* _To be done_
Exclude the pictures and return every line exactly as written.

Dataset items
┌──

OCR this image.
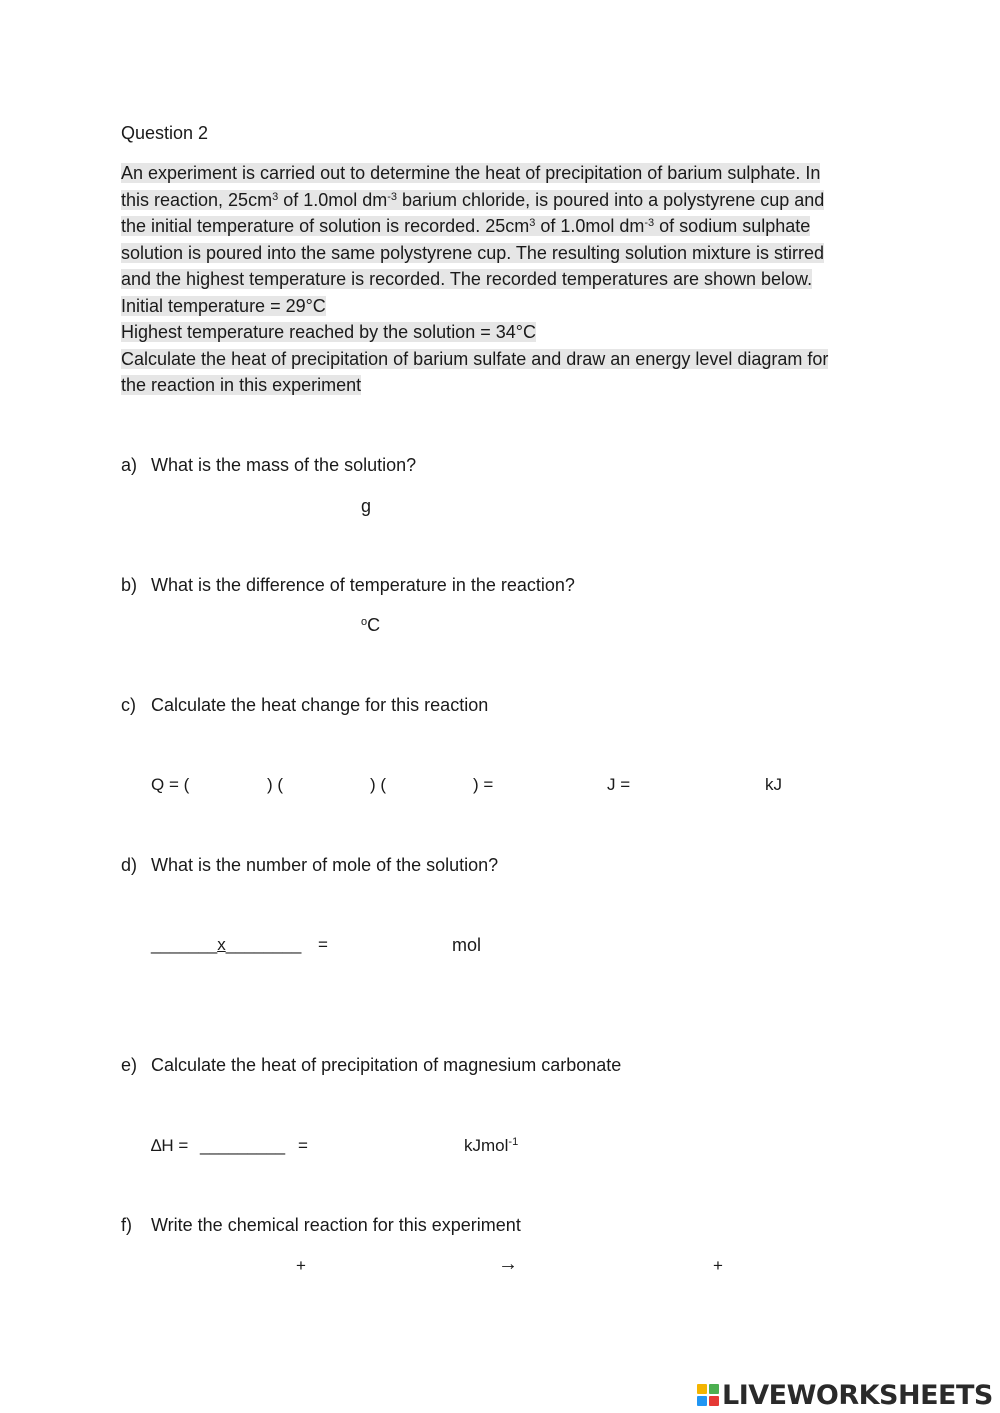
Question 2
An experiment is carried out to determine the heat of precipitation of barium sulphate. In
this reaction, $25cm^3$ of 1.0mol $dm^{-3}$ barium chloride, is poured into a polystyrene cup and
the initial temperature of solution is recorded. $25cm^3$ of 1.0mol $dm^{-3}$ of sodium sulphate
solution is poured into the same polystyrene cup. The resulting solution mixture is stirred
and the highest temperature is recorded. The recorded temperatures are shown below.
Initial temperature = 29°C
Highest temperature reached by the solution = 34°C
Calculate the heat of precipitation of barium sulfate and draw an energy level diagram for
the reaction in this experiment
a) What is the mass of the solution?
g
b) What is the difference of temperature in the reaction?
$^o$C
c) Calculate the heat change for this reaction
Q = (	) (	) (	) =	J =	kJ
d) What is the number of mole of the solution?
_______x________ =	mol
e) Calculate the heat of precipitation of magnesium carbonate
∆H = _________ =	kJmol$^{-1}$
f) Write the chemical reaction for this experiment
+	→	+
LIVEWORKSHEETS
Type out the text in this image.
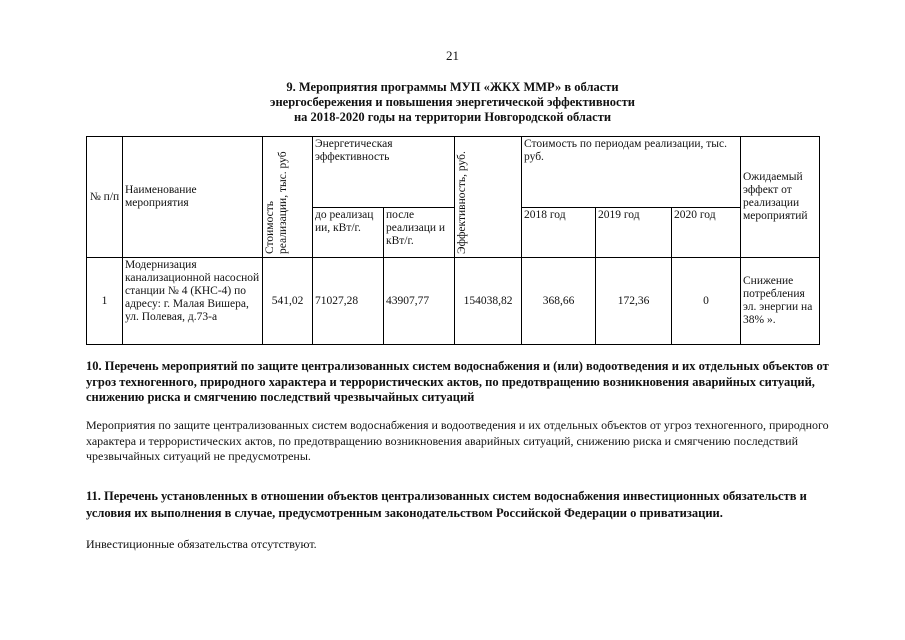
21
9. Мероприятия программы МУП «ЖКХ ММР» в области
энергосбережения и повышения энергетической эффективности
на 2018-2020 годы на территории Новгородской области
№ п/п	Наименование мероприятия	Стоимость реализации, тыс. руб	Энергетическая эффективность		Эффективность, руб.	Стоимость по периодам реализации, тыс. руб.			Ожидаемый эффект от реализации мероприятий
			до реализац ии, кВт/г.	после реализаци и кВт/г.		2018 год	2019 год	2020 год	
1	Модернизация канализационной насосной станции № 4 (КНС-4) по адресу: г. Малая Вишера, ул. Полевая, д.73-а	541,02	71027,28	43907,77	154038,82	368,66	172,36	0	Снижение потребления эл. энергии на 38% ».
10. Перечень мероприятий по защите централизованных систем водоснабжения и (или) водоотведения и их отдельных объектов от угроз техногенного, природного характера и террористических актов, по предотвращению возникновения аварийных ситуаций, снижению риска и смягчению последствий чрезвычайных ситуаций
Мероприятия по защите централизованных систем водоснабжения и водоотведения и их отдельных объектов от угроз техногенного, природного характера и террористических актов, по предотвращению возникновения аварийных ситуаций, снижению риска и смягчению последствий чрезвычайных ситуаций не предусмотрены.
11. Перечень установленных в отношении объектов централизованных систем водоснабжения инвестиционных обязательств и условия их выполнения в случае, предусмотренным законодательством Российской Федерации о приватизации.
Инвестиционные обязательства отсутствуют.
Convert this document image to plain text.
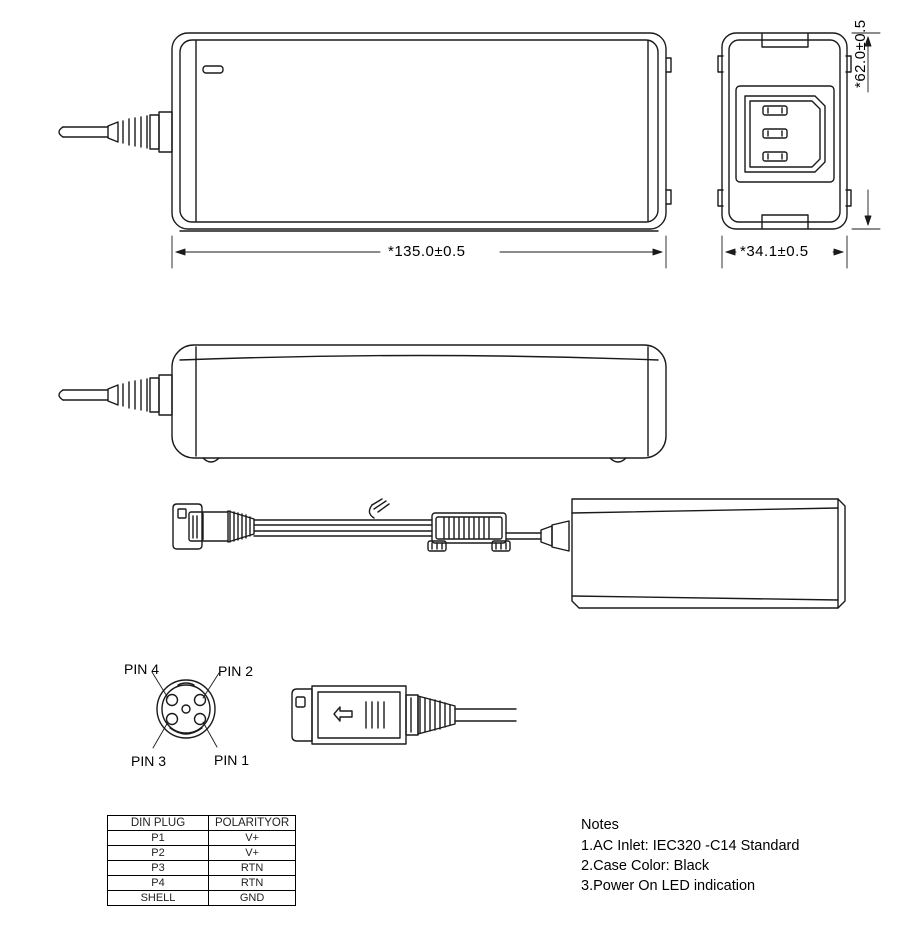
*135.0±0.5	*34.1±0.5
*62.0±0.5
PIN 4	PIN 2
PIN 3	PIN 1
DIN PLUG	POLARITYOR
P1	V+
P2	V+
P3	RTN
P4	RTN
SHELL	GND
Notes
1.AC Inlet: IEC320 -C14 Standard
2.Case Color: Black
3.Power On LED indication
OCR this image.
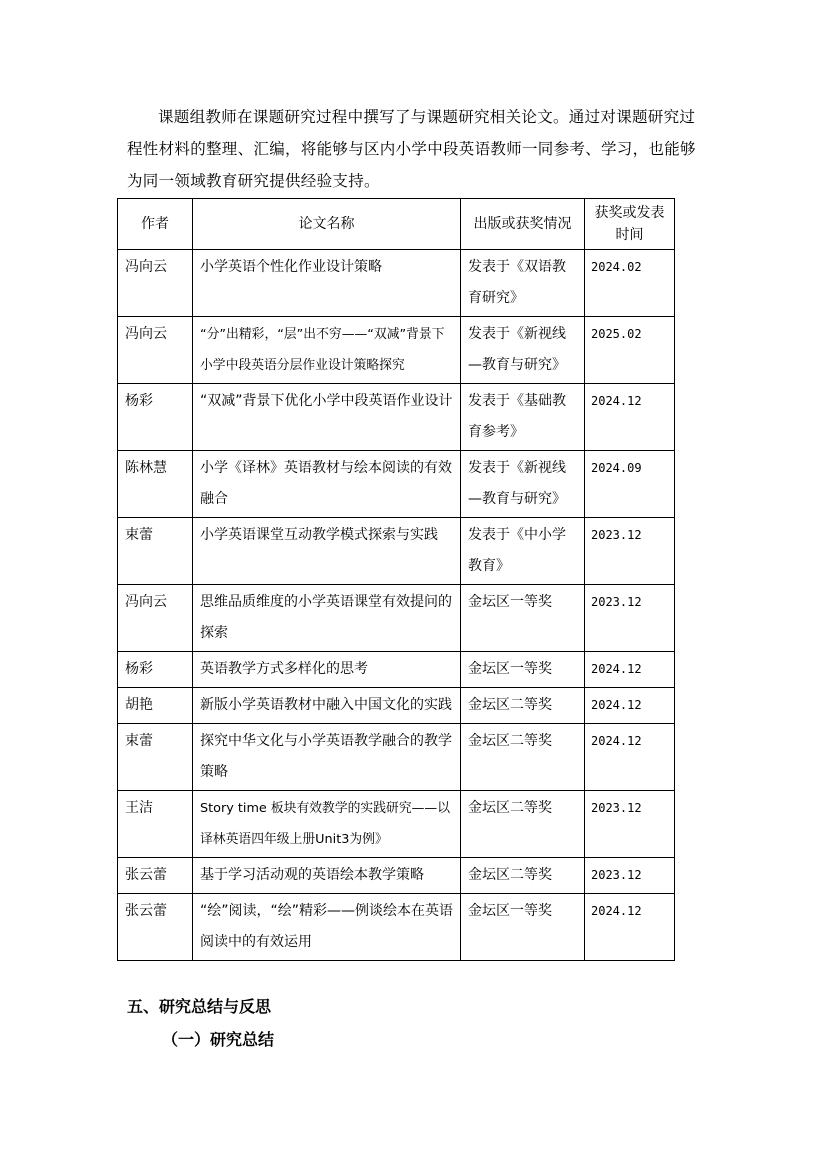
课题组教师在课题研究过程中撰写了与课题研究相关论文。通过对课题研究过程性材料的整理、汇编，将能够与区内小学中段英语教师一同参考、学习，也能够为同一领域教育研究提供经验支持。

作者	论文名称	出版或获奖情况	获奖或发表时间
冯向云	小学英语个性化作业设计策略	发表于《双语教育研究》	2024.02
冯向云	“分”出精彩，“层”出不穷——“双减”背景下小学中段英语分层作业设计策略探究	发表于《新视线—教育与研究》	2025.02
杨彩	“双减”背景下优化小学中段英语作业设计	发表于《基础教育参考》	2024.12
陈林慧	小学《译林》英语教材与绘本阅读的有效融合	发表于《新视线—教育与研究》	2024.09
束蕾	小学英语课堂互动教学模式探索与实践	发表于《中小学教育》	2023.12
冯向云	思维品质维度的小学英语课堂有效提问的探索	金坛区一等奖	2023.12
杨彩	英语教学方式多样化的思考	金坛区一等奖	2024.12
胡艳	新版小学英语教材中融入中国文化的实践	金坛区二等奖	2024.12
束蕾	探究中华文化与小学英语教学融合的教学策略	金坛区二等奖	2024.12
王洁	Story time 板块有效教学的实践研究——以译林英语四年级上册Unit3为例》	金坛区二等奖	2023.12
张云蕾	基于学习活动观的英语绘本教学策略	金坛区二等奖	2023.12
张云蕾	“绘”阅读，“绘”精彩——例谈绘本在英语阅读中的有效运用	金坛区一等奖	2024.12
五、研究总结与反思
（一）研究总结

└──

* _Task result_
OCR this image.
Question 2
An experiment is carried out to determine the heat of precipitation of barium sulphate. In
this reaction, $25cm^3$ of 1.0mol $dm^{-3}$ barium chloride, is poured into a polystyrene cup and
the initial temperature of solution is recorded. $25cm^3$ of 1.0mol $dm^{-3}$ of sodium sulphate
solution is poured into the same polystyrene cup. The resulting solution mixture is stirred
and the highest temperature is recorded. The recorded temperatures are shown below.
Initial temperature = 29°C
Highest temperature reached by the solution = 34°C
Calculate the heat of precipitation of barium sulfate and draw an energy level diagram for
the reaction in this experiment
a) What is the mass of the solution?
g
b) What is the difference of temperature in the reaction?
$^o$C
c) Calculate the heat change for this reaction
Q = (	) (	) (	) =	J =	kJ
d) What is the number of mole of the solution?
_______x________ =	mol
e) Calculate the heat of precipitation of magnesium carbonate
∆H = _________ =	kJmol$^{-1}$
f) Write the chemical reaction for this experiment
+	→	+
LIVEWORKSHEETS
Type out the text in this image.
21
9. Мероприятия программы МУП «ЖКХ ММР» в области
энергосбережения и повышения энергетической эффективности
на 2018-2020 годы на территории Новгородской области
№ п/п	Наименование мероприятия	Стоимость реализации, тыс. руб	Энергетическая эффективность		Эффективность, руб.	Стоимость по периодам реализации, тыс. руб.			Ожидаемый эффект от реализации мероприятий
			до реализац ии, кВт/г.	после реализаци и кВт/г.		2018 год	2019 год	2020 год	
1	Модернизация канализационной насосной станции № 4 (КНС-4) по адресу: г. Малая Вишера, ул. Полевая, д.73-а	541,02	71027,28	43907,77	154038,82	368,66	172,36	0	Снижение потребления эл. энергии на 38% ».
10. Перечень мероприятий по защите централизованных систем водоснабжения и (или) водоотведения и их отдельных объектов от угроз техногенного, природного характера и террористических актов, по предотвращению возникновения аварийных ситуаций, снижению риска и смягчению последствий чрезвычайных ситуаций
Мероприятия по защите централизованных систем водоснабжения и водоотведения и их отдельных объектов от угроз техногенного, природного характера и террористических актов, по предотвращению возникновения аварийных ситуаций, снижению риска и смягчению последствий чрезвычайных ситуаций не предусмотрены.
11. Перечень установленных в отношении объектов централизованных систем водоснабжения инвестиционных обязательств и условия их выполнения в случае, предусмотренным законодательством Российской Федерации о приватизации.
Инвестиционные обязательства отсутствуют.
Convert this document image to plain text.
*135.0±0.5	*34.1±0.5
*62.0±0.5
PIN 4	PIN 2
PIN 3	PIN 1
DIN PLUG	POLARITYOR
P1	V+
P2	V+
P3	RTN
P4	RTN
SHELL	GND
Notes
1.AC Inlet: IEC320 -C14 Standard
2.Case Color: Black
3.Power On LED indication
OCR this image.
课题组教师在课题研究过程中撰写了与课题研究相关论文。通过对课题研究过程性材料的整理、汇编，将能够与区内小学中段英语教师一同参考、学习，也能够为同一领域教育研究提供经验支持。

作者	论文名称	出版或获奖情况	获奖或发表时间
冯向云	小学英语个性化作业设计策略	发表于《双语教育研究》	2024.02
冯向云	“分”出精彩，“层”出不穷——“双减”背景下小学中段英语分层作业设计策略探究	发表于《新视线—教育与研究》	2025.02
杨彩	“双减”背景下优化小学中段英语作业设计	发表于《基础教育参考》	2024.12
陈林慧	小学《译林》英语教材与绘本阅读的有效融合	发表于《新视线—教育与研究》	2024.09
束蕾	小学英语课堂互动教学模式探索与实践	发表于《中小学教育》	2023.12
冯向云	思维品质维度的小学英语课堂有效提问的探索	金坛区一等奖	2023.12
杨彩	英语教学方式多样化的思考	金坛区一等奖	2024.12
胡艳	新版小学英语教材中融入中国文化的实践	金坛区二等奖	2024.12
束蕾	探究中华文化与小学英语教学融合的教学策略	金坛区二等奖	2024.12
王洁	Story time 板块有效教学的实践研究——以译林英语四年级上册Unit3为例》	金坛区二等奖	2023.12
张云蕾	基于学习活动观的英语绘本教学策略	金坛区二等奖	2023.12
张云蕾	“绘”阅读，“绘”精彩——例谈绘本在英语阅读中的有效运用	金坛区一等奖	2024.12
五、研究总结与反思
（一）研究总结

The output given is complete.